━━━━━ Task inputs

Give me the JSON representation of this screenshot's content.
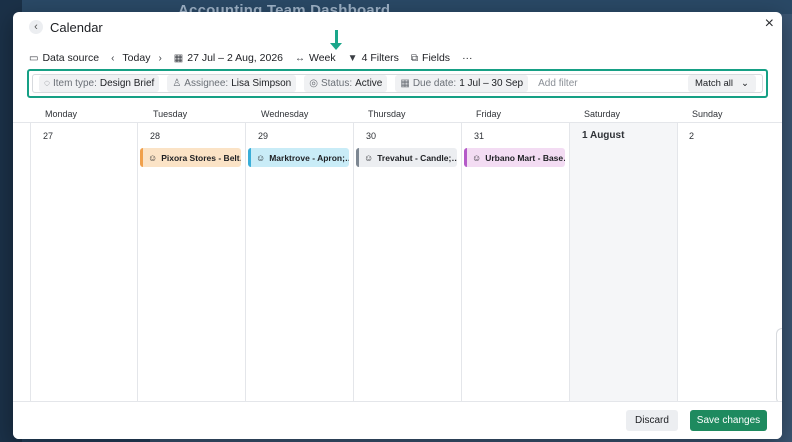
{
  "background": {
    "title": "Accounting Team Dashboard"
  },
  "modal": {
    "title": "Calendar",
    "back_icon": "chevron-left-icon",
    "close_icon": "close-icon"
  },
  "toolbar": {
    "data_source": "Data source",
    "today": "Today",
    "date_range": "27 Jul – 2 Aug, 2026",
    "view": "Week",
    "filters": "4 Filters",
    "fields": "Fields",
    "more": "···"
  },
  "filters": [
    {
      "key": "Item type:",
      "value": "Design Brief",
      "icon": "tag-icon"
    },
    {
      "key": "Assignee:",
      "value": "Lisa Simpson",
      "icon": "user-icon"
    },
    {
      "key": "Status:",
      "value": "Active",
      "icon": "status-icon"
    },
    {
      "key": "Due date:",
      "value": "1 Jul – 30 Sep",
      "icon": "calendar-icon"
    }
  ],
  "add_filter": "Add filter",
  "match_all": "Match all",
  "days": [
    "Monday",
    "Tuesday",
    "Wednesday",
    "Thursday",
    "Friday",
    "Saturday",
    "Sunday"
  ],
  "dates": [
    "27",
    "28",
    "29",
    "30",
    "31",
    "1 August",
    "2"
  ],
  "events": [
    {
      "label": "Pixora Stores - Belt…",
      "color": "#fbe3c6",
      "accent": "#f0a04b"
    },
    {
      "label": "Marktrove - Apron;…",
      "color": "#c9ecf7",
      "accent": "#3aaed8"
    },
    {
      "label": "Trevahut - Candle;…",
      "color": "#eceef1",
      "accent": "#7d8792"
    },
    {
      "label": "Urbano Mart - Base…",
      "color": "#f3dcf3",
      "accent": "#b45ac8"
    }
  ],
  "footer": {
    "discard": "Discard",
    "save": "Save changes"
  },
  "colors": {
    "highlight": "#16a085",
    "primary": "#1e8a5f"
  }
}
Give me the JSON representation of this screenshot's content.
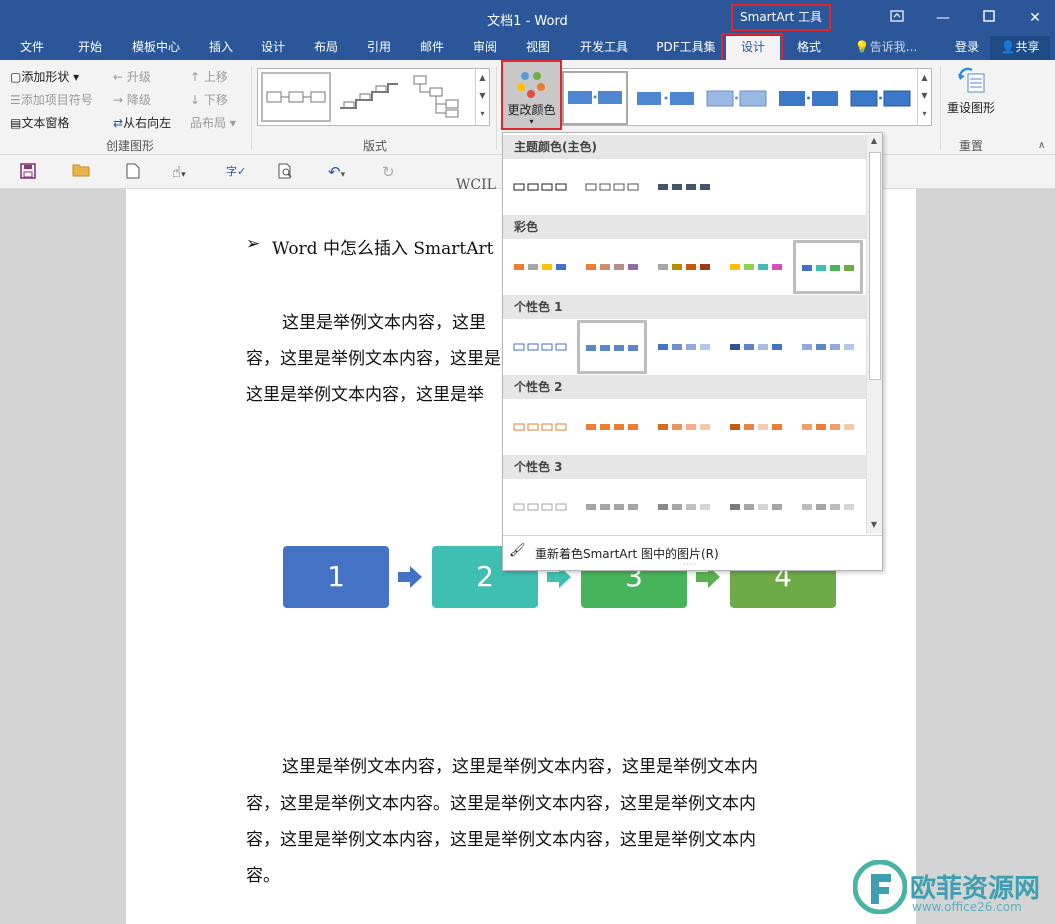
{
  "window": {
    "title": "文档1 - Word",
    "context_tab_title": "SmartArt 工具",
    "restore_icon": "ribbon-display-icon"
  },
  "tabs": [
    "文件",
    "开始",
    "模板中心",
    "插入",
    "设计",
    "布局",
    "引用",
    "邮件",
    "审阅",
    "视图",
    "开发工具",
    "PDF工具集",
    "设计",
    "格式"
  ],
  "tell_me": "告诉我...",
  "login": "登录",
  "share": "共享",
  "ribbon": {
    "create_group": {
      "add_shape": "添加形状",
      "add_bullet": "添加项目符号",
      "text_pane": "文本窗格",
      "promote": "升级",
      "demote": "降级",
      "right_to_left": "从右向左",
      "move_up": "上移",
      "move_down": "下移",
      "layout": "布局",
      "label": "创建图形"
    },
    "layouts_group": {
      "label": "版式"
    },
    "change_colors": "更改颜色",
    "reset_group": {
      "reset_graphic": "重设图形",
      "label": "重置"
    }
  },
  "document": {
    "heading_partial": "WCIL",
    "bullet": "➢",
    "heading": "Word 中怎么插入 SmartArt",
    "para1": [
      "这里是举例文本内容，这里",
      "容，这里是举例文本内容，这里是",
      "这里是举例文本内容，这里是举"
    ],
    "para2": [
      "这里是举例文本内容，这里是举例文本内容，这里是举例文本内",
      "容，这里是举例文本内容。这里是举例文本内容，这里是举例文本内",
      "容，这里是举例文本内容，这里是举例文本内容，这里是举例文本内",
      "容。"
    ],
    "smartart": [
      {
        "label": "1",
        "color": "#4472c4"
      },
      {
        "label": "2",
        "color": "#3fbfb2"
      },
      {
        "label": "3",
        "color": "#47b45c"
      },
      {
        "label": "4",
        "color": "#6eab46"
      }
    ]
  },
  "dropdown": {
    "sections": [
      "主题颜色(主色)",
      "彩色",
      "个性色 1",
      "个性色 2",
      "个性色 3"
    ],
    "footer": "重新着色SmartArt 图中的图片(R)"
  },
  "watermark": {
    "text": "欧菲资源网",
    "sub": "www.office26.com"
  }
}
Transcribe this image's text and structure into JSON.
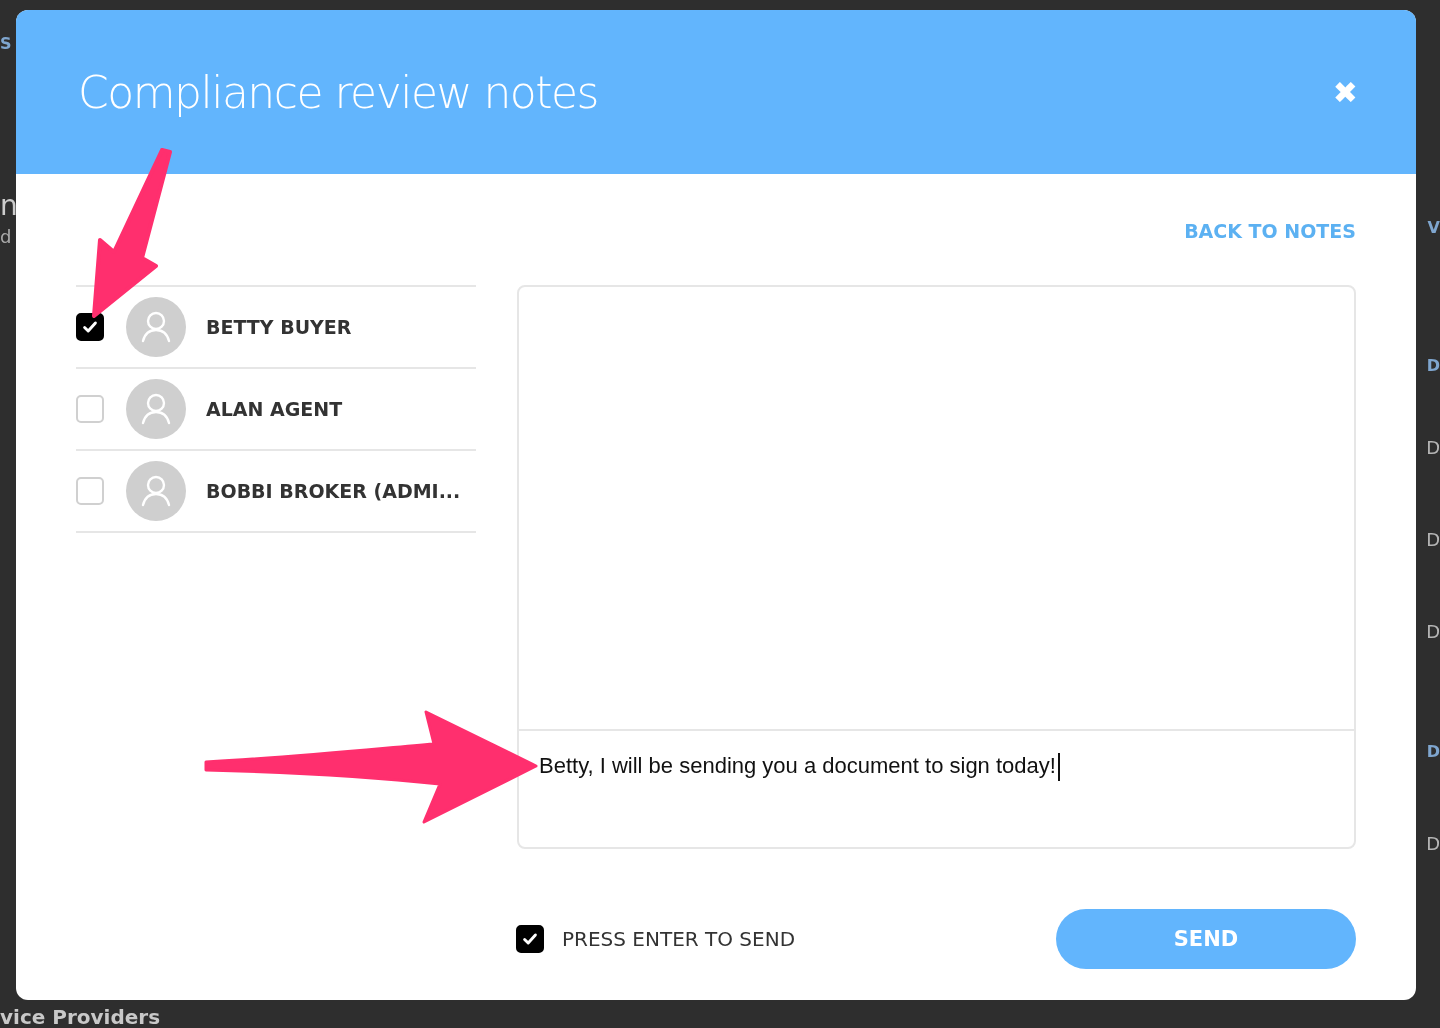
{
  "background": {
    "left_fragments": [
      {
        "kind": "link",
        "text": "S"
      },
      {
        "kind": "heading",
        "text": "n"
      },
      {
        "kind": "caption",
        "text": "d"
      }
    ],
    "right_fragments": [
      {
        "kind": "link",
        "text": "V"
      },
      {
        "kind": "link",
        "text": "D"
      },
      {
        "kind": "cell",
        "text": "D"
      },
      {
        "kind": "cell",
        "text": "D"
      },
      {
        "kind": "cell",
        "text": "D"
      },
      {
        "kind": "link",
        "text": "D"
      },
      {
        "kind": "cell",
        "text": "D"
      }
    ],
    "bottom_heading": "vice Providers"
  },
  "dialog": {
    "title": "Compliance review notes",
    "close": "✖",
    "back_link": "BACK TO NOTES",
    "recipients": [
      {
        "name": "BETTY BUYER",
        "checked": true
      },
      {
        "name": "ALAN AGENT",
        "checked": false
      },
      {
        "name": "BOBBI BROKER (ADMI...",
        "checked": false
      }
    ],
    "message": {
      "value": "Betty, I will be sending you a document to sign today!"
    },
    "enter_to_send": {
      "label": "PRESS ENTER TO SEND",
      "checked": true
    },
    "send_button": "SEND"
  }
}
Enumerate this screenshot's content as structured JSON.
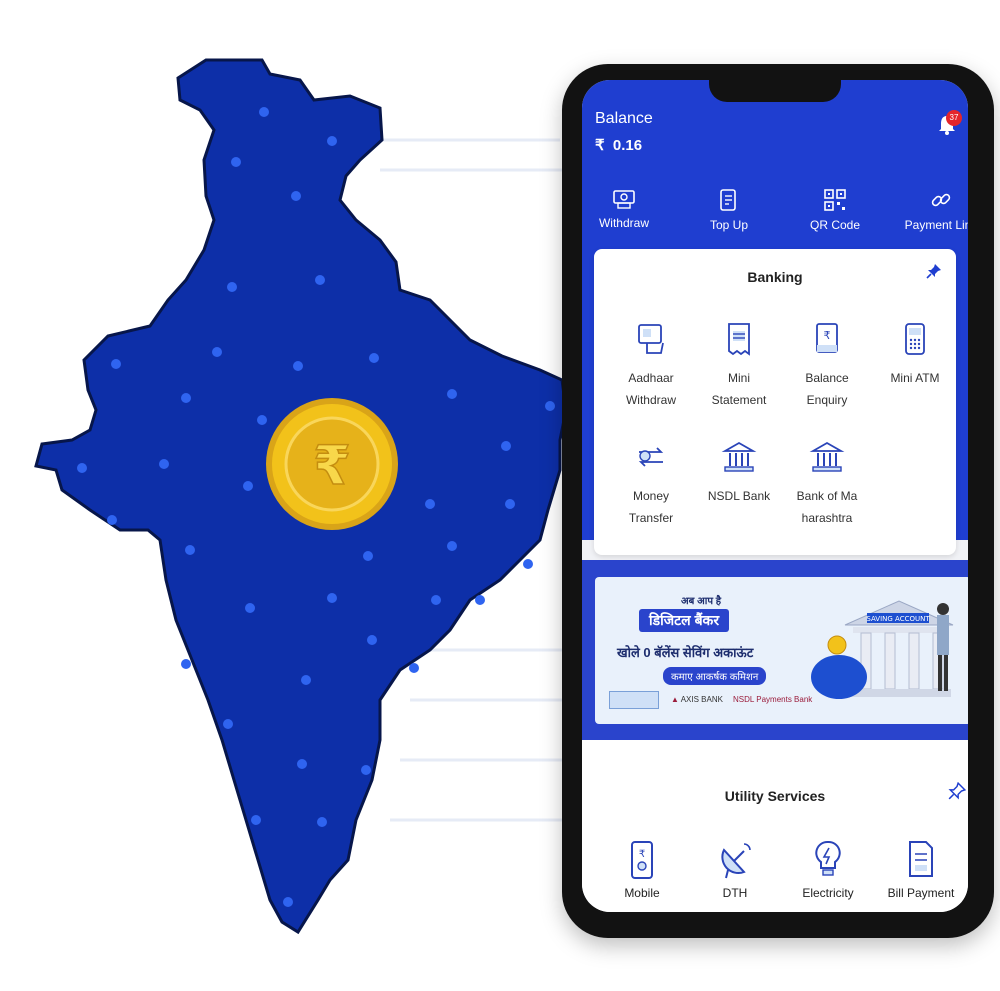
{
  "balance": {
    "label": "Balance",
    "currency": "₹",
    "amount": "0.16",
    "notification_count": "37"
  },
  "quick_actions": [
    {
      "label": "Withdraw",
      "icon": "withdraw-icon"
    },
    {
      "label": "Top Up",
      "icon": "top-up-icon"
    },
    {
      "label": "QR Code",
      "icon": "qr-code-icon"
    },
    {
      "label": "Payment Link",
      "icon": "link-icon"
    }
  ],
  "banking": {
    "title": "Banking",
    "items": [
      {
        "line1": "Aadhaar",
        "line2": "Withdraw",
        "icon": "aadhaar-withdraw-icon"
      },
      {
        "line1": "Mini",
        "line2": "Statement",
        "icon": "mini-statement-icon"
      },
      {
        "line1": "Balance",
        "line2": "Enquiry",
        "icon": "balance-enquiry-icon"
      },
      {
        "line1": "Mini ATM",
        "line2": "",
        "icon": "mini-atm-icon"
      },
      {
        "line1": "Money",
        "line2": "Transfer",
        "icon": "money-transfer-icon"
      },
      {
        "line1": "NSDL Bank",
        "line2": "",
        "icon": "bank-icon"
      },
      {
        "line1": "Bank of Ma",
        "line2": "harashtra",
        "icon": "bank-icon"
      }
    ]
  },
  "banner": {
    "line1": "अब आप है",
    "line2": "डिजिटल बैंकर",
    "line3": "खोले 0 बॅलेंस सेविंग अकाऊंट",
    "line4": "कमाए आकर्षक कमिशन",
    "sign": "SAVING ACCOUNT",
    "logos": [
      "AXIS BANK",
      "NSDL Payments Bank"
    ]
  },
  "utility": {
    "title": "Utility Services",
    "items": [
      {
        "label": "Mobile",
        "icon": "mobile-icon"
      },
      {
        "label": "DTH",
        "icon": "dth-icon"
      },
      {
        "label": "Electricity",
        "icon": "electricity-icon"
      },
      {
        "label": "Bill Payment",
        "icon": "bill-payment-icon"
      }
    ]
  },
  "colors": {
    "primary": "#1f3ed0",
    "map": "#0d2fa8",
    "coin": "#f2c21a",
    "icon": "#2a44b8"
  }
}
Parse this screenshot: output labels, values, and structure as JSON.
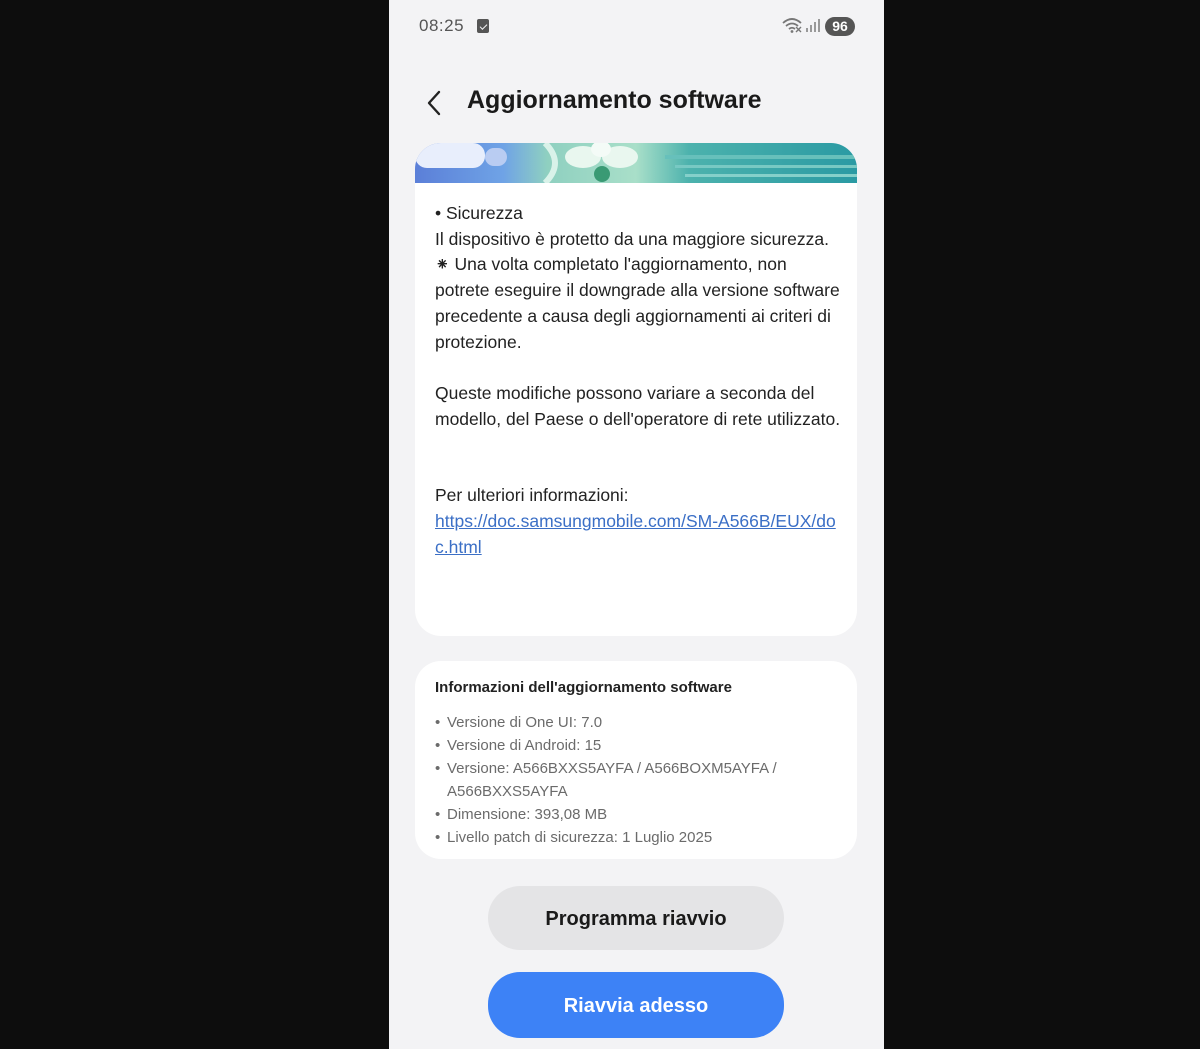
{
  "status_bar": {
    "time": "08:25",
    "battery": "96",
    "icons": [
      "notification-icon",
      "wifi-icon",
      "signal-icon"
    ]
  },
  "header": {
    "title": "Aggiornamento software",
    "back_icon": "chevron-left-icon"
  },
  "changelog": {
    "section_heading": "• Sicurezza",
    "section_body": "Il dispositivo è protetto da una maggiore sicurezza.",
    "note": "⁕ Una volta completato l'aggiornamento, non potrete eseguire il downgrade alla versione software precedente a causa degli aggiornamenti ai criteri di protezione.",
    "disclaimer": "Queste modifiche possono variare a seconda del modello, del Paese o dell'operatore di rete utilizzato.",
    "more_info_label": "Per ulteriori informazioni:",
    "more_info_link": "https://doc.samsungmobile.com/SM-A566B/EUX/doc.html"
  },
  "update_info": {
    "title": "Informazioni dell'aggiornamento software",
    "items": [
      "Versione di One UI: 7.0",
      "Versione di Android: 15",
      "Versione: A566BXXS5AYFA / A566BOXM5AYFA / A566BXXS5AYFA",
      "Dimensione: 393,08 MB",
      "Livello patch di sicurezza: 1 Luglio 2025"
    ]
  },
  "buttons": {
    "schedule_label": "Programma riavvio",
    "restart_label": "Riavvia adesso"
  },
  "colors": {
    "accent": "#3d82f6",
    "link": "#3b6fc6",
    "background": "#f3f3f5",
    "card": "#ffffff"
  }
}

━━━━━━━━━━

= Your goal =
Report each line of the material above where the word "screenshot" appears.

= Solution to the exercise =
Give me the JSON representation of this screenshot's content.
Give me the JSON representation of this screenshot's content.
Enumerate this screenshot's content as structured JSON.
Parse this screenshot: output labels, values, and structure as JSON.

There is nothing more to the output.